* _Rows_

▬▬▬

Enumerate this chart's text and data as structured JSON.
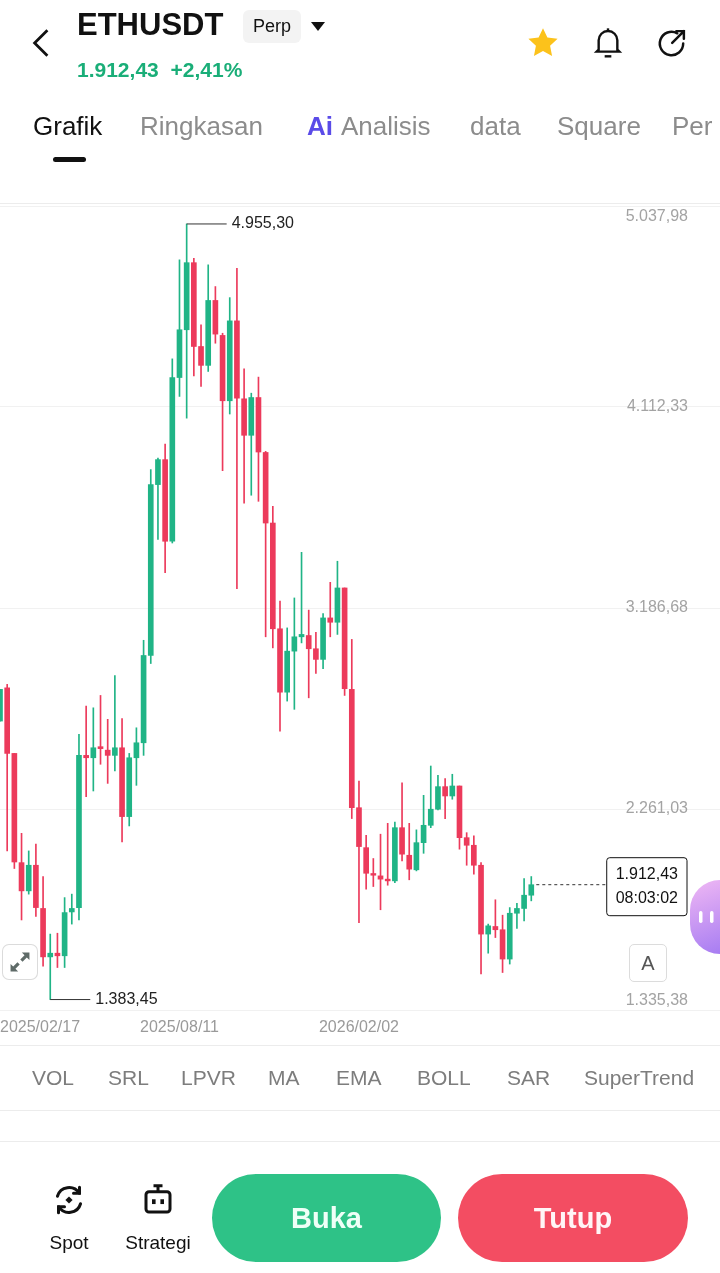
{
  "chart_data": {
    "type": "candlestick",
    "title": "ETHUSDT",
    "subtitle": "1.912,43 +2,41%",
    "x": [
      "2025-02-17",
      "2025-02-24",
      "2025-03-03",
      "2025-03-10",
      "2025-03-17",
      "2025-03-24",
      "2025-03-31",
      "2025-04-07",
      "2025-04-14",
      "2025-04-21",
      "2025-04-28",
      "2025-05-05",
      "2025-05-12",
      "2025-05-19",
      "2025-05-26",
      "2025-06-02",
      "2025-06-09",
      "2025-06-16",
      "2025-06-23",
      "2025-06-30",
      "2025-07-07",
      "2025-07-14",
      "2025-07-21",
      "2025-07-28",
      "2025-08-04",
      "2025-08-11",
      "2025-08-18",
      "2025-08-25",
      "2025-09-01",
      "2025-09-08",
      "2025-09-15",
      "2025-09-22",
      "2025-09-29",
      "2025-10-06",
      "2025-10-13",
      "2025-10-20",
      "2025-10-27",
      "2025-11-03",
      "2025-11-10",
      "2025-11-17",
      "2025-11-24",
      "2025-12-01",
      "2025-12-08",
      "2025-12-15",
      "2025-12-22",
      "2025-12-29",
      "2026-01-05",
      "2026-01-12",
      "2026-01-19",
      "2026-01-26",
      "2026-02-02",
      "2026-02-09",
      "2026-02-16",
      "2026-02-23",
      "2026-03-02",
      "2026-03-09",
      "2026-03-16",
      "2026-03-23",
      "2026-03-30",
      "2026-04-06",
      "2026-04-13",
      "2026-04-20",
      "2026-04-27",
      "2026-05-04",
      "2026-05-11",
      "2026-05-18",
      "2026-05-25",
      "2026-06-01",
      "2026-06-08",
      "2026-06-15",
      "2026-06-22",
      "2026-06-29",
      "2026-07-06",
      "2026-07-13",
      "2026-07-20"
    ],
    "ohlc": [
      [
        2666,
        2812,
        2666,
        2812
      ],
      [
        2819,
        2835,
        2068,
        2517
      ],
      [
        2517,
        2517,
        1987,
        2017
      ],
      [
        2014,
        2149,
        1750,
        1884
      ],
      [
        1884,
        2068,
        1869,
        2002
      ],
      [
        2002,
        2099,
        1766,
        1807
      ],
      [
        1803,
        1950,
        1537,
        1580
      ],
      [
        1580,
        1685,
        1383.45,
        1597
      ],
      [
        1597,
        1689,
        1531,
        1585
      ],
      [
        1585,
        1853,
        1531,
        1784
      ],
      [
        1787,
        1869,
        1731,
        1803
      ],
      [
        1807,
        2605,
        1750,
        2508
      ],
      [
        2508,
        2735,
        2318,
        2497
      ],
      [
        2497,
        2727,
        2344,
        2543
      ],
      [
        2548,
        2784,
        2467,
        2539
      ],
      [
        2532,
        2674,
        2379,
        2508
      ],
      [
        2508,
        2876,
        2436,
        2543
      ],
      [
        2543,
        2677,
        2109,
        2226
      ],
      [
        2226,
        2517,
        2183,
        2497
      ],
      [
        2497,
        2635,
        2370,
        2566
      ],
      [
        2566,
        3038,
        2508,
        2968
      ],
      [
        2968,
        3824,
        2931,
        3755
      ],
      [
        3755,
        3877,
        3502,
        3870
      ],
      [
        3870,
        3942,
        3349,
        3494
      ],
      [
        3494,
        4334,
        3486,
        4248
      ],
      [
        4248,
        4790,
        4161,
        4468
      ],
      [
        4468,
        4955.3,
        4061,
        4777
      ],
      [
        4777,
        4797,
        4256,
        4391
      ],
      [
        4391,
        4491,
        4207,
        4304
      ],
      [
        4304,
        4767,
        4276,
        4603
      ],
      [
        4603,
        4667,
        4406,
        4448
      ],
      [
        4442,
        4452,
        3819,
        4141
      ],
      [
        4141,
        4616,
        4080,
        4509
      ],
      [
        4509,
        4751,
        3276,
        4153
      ],
      [
        4150,
        4288,
        3670,
        3982
      ],
      [
        3982,
        4176,
        3706,
        4156
      ],
      [
        4156,
        4250,
        3678,
        3905
      ],
      [
        3903,
        3908,
        3054,
        3578
      ],
      [
        3578,
        3655,
        3003,
        3091
      ],
      [
        3091,
        3218,
        2620,
        2799
      ],
      [
        2799,
        3095,
        2758,
        2988
      ],
      [
        2988,
        3233,
        2720,
        3054
      ],
      [
        3054,
        3443,
        3026,
        3065
      ],
      [
        3060,
        3177,
        2773,
        2999
      ],
      [
        2999,
        3075,
        2885,
        2950
      ],
      [
        2950,
        3161,
        2907,
        3141
      ],
      [
        3141,
        3305,
        3054,
        3121
      ],
      [
        3121,
        3402,
        3065,
        3279
      ],
      [
        3279,
        3279,
        2784,
        2815
      ],
      [
        2812,
        3042,
        2217,
        2267
      ],
      [
        2267,
        2390,
        1738,
        2088
      ],
      [
        2083,
        2140,
        1892,
        1965
      ],
      [
        1964,
        2033,
        1904,
        1956
      ],
      [
        1953,
        2145,
        1797,
        1938
      ],
      [
        1938,
        2195,
        1910,
        1930
      ],
      [
        1930,
        2201,
        1922,
        2175
      ],
      [
        2175,
        2382,
        2022,
        2053
      ],
      [
        2048,
        2195,
        1935,
        1984
      ],
      [
        1981,
        2165,
        1976,
        2106
      ],
      [
        2106,
        2324,
        2057,
        2186
      ],
      [
        2186,
        2459,
        2175,
        2260
      ],
      [
        2260,
        2416,
        2257,
        2364
      ],
      [
        2364,
        2401,
        2217,
        2321
      ],
      [
        2321,
        2421,
        2306,
        2367
      ],
      [
        2367,
        2367,
        2076,
        2129
      ],
      [
        2129,
        2152,
        2002,
        2094
      ],
      [
        2094,
        2137,
        1961,
        2002
      ],
      [
        2002,
        2014,
        1501,
        1685
      ],
      [
        1685,
        1731,
        1597,
        1723
      ],
      [
        1720,
        1843,
        1669,
        1705
      ],
      [
        1705,
        1772,
        1508,
        1570
      ],
      [
        1570,
        1807,
        1547,
        1781
      ],
      [
        1781,
        1827,
        1711,
        1803
      ],
      [
        1803,
        1941,
        1746,
        1864
      ],
      [
        1864,
        1950,
        1838,
        1912.43
      ]
    ],
    "colors": [
      "#20b486",
      "#ec3a5b",
      "#ec3a5b",
      "#ec3a5b",
      "#20b486",
      "#ec3a5b",
      "#ec3a5b",
      "#20b486",
      "#ec3a5b",
      "#20b486",
      "#20b486",
      "#20b486",
      "#ec3a5b",
      "#20b486",
      "#ec3a5b",
      "#ec3a5b",
      "#20b486",
      "#ec3a5b",
      "#20b486",
      "#20b486",
      "#20b486",
      "#20b486",
      "#20b486",
      "#ec3a5b",
      "#20b486",
      "#20b486",
      "#20b486",
      "#ec3a5b",
      "#ec3a5b",
      "#20b486",
      "#ec3a5b",
      "#ec3a5b",
      "#20b486",
      "#ec3a5b",
      "#ec3a5b",
      "#20b486",
      "#ec3a5b",
      "#ec3a5b",
      "#ec3a5b",
      "#ec3a5b",
      "#20b486",
      "#20b486",
      "#20b486",
      "#ec3a5b",
      "#ec3a5b",
      "#20b486",
      "#ec3a5b",
      "#20b486",
      "#ec3a5b",
      "#ec3a5b",
      "#ec3a5b",
      "#ec3a5b",
      "#ec3a5b",
      "#ec3a5b",
      "#ec3a5b",
      "#20b486",
      "#ec3a5b",
      "#ec3a5b",
      "#20b486",
      "#20b486",
      "#20b486",
      "#20b486",
      "#ec3a5b",
      "#20b486",
      "#ec3a5b",
      "#ec3a5b",
      "#ec3a5b",
      "#ec3a5b",
      "#20b486",
      "#ec3a5b",
      "#ec3a5b",
      "#20b486",
      "#20b486",
      "#20b486",
      "#20b486"
    ],
    "xlim": [
      "2025-02-17",
      "2027-01-20"
    ],
    "xticks": [
      {
        "value": "2025-02-17",
        "label": "2025/02/17"
      },
      {
        "value": "2025-08-11",
        "label": "2025/08/11"
      },
      {
        "value": "2026-02-02",
        "label": "2026/02/02"
      }
    ],
    "ylim": [
      1335.38,
      5037.98
    ],
    "yticks": [
      {
        "value": 5037.98,
        "label": "5.037,98"
      },
      {
        "value": 4112.33,
        "label": "4.112,33"
      },
      {
        "value": 3186.68,
        "label": "3.186,68"
      },
      {
        "value": 2261.03,
        "label": "2.261,03"
      },
      {
        "value": 1335.38,
        "label": "1.335,38"
      }
    ],
    "grid": "y",
    "ref_lines": [
      {
        "axis": "y",
        "value": 1912.43,
        "label": "1.912,43\n08:03:02",
        "line_style": "dashed",
        "color": "#333333"
      }
    ],
    "annotations": [
      "Perp",
      "Grafik",
      "Ringkasan",
      "Ai",
      "Analisis",
      "data",
      "Square",
      "Per",
      {
        "text": "4.955,30",
        "x": "2025-08-18",
        "y": 4955.3
      },
      {
        "text": "1.383,45",
        "x": "2025-04-07",
        "y": 1383.45
      },
      "A",
      "VOL",
      "SRL",
      "LPVR",
      "MA",
      "EMA",
      "BOLL",
      "SAR",
      "SuperTrend",
      "Spot",
      "Strategi",
      "Buka",
      "Tutup"
    ]
  }
}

▬▬▬

* _Aim_
Extract, from the listing above, every line where the string "value" occurs.

* _Solution to this task_
        "value": "2025-02-17",
        "value": "2025-08-11",
        "value": "2026-02-02",
        "value": 5037.98,
        "value": 4112.33,
        "value": 3186.68,
        "value": 2261.03,
        "value": 1335.38,
        "value": 1912.43,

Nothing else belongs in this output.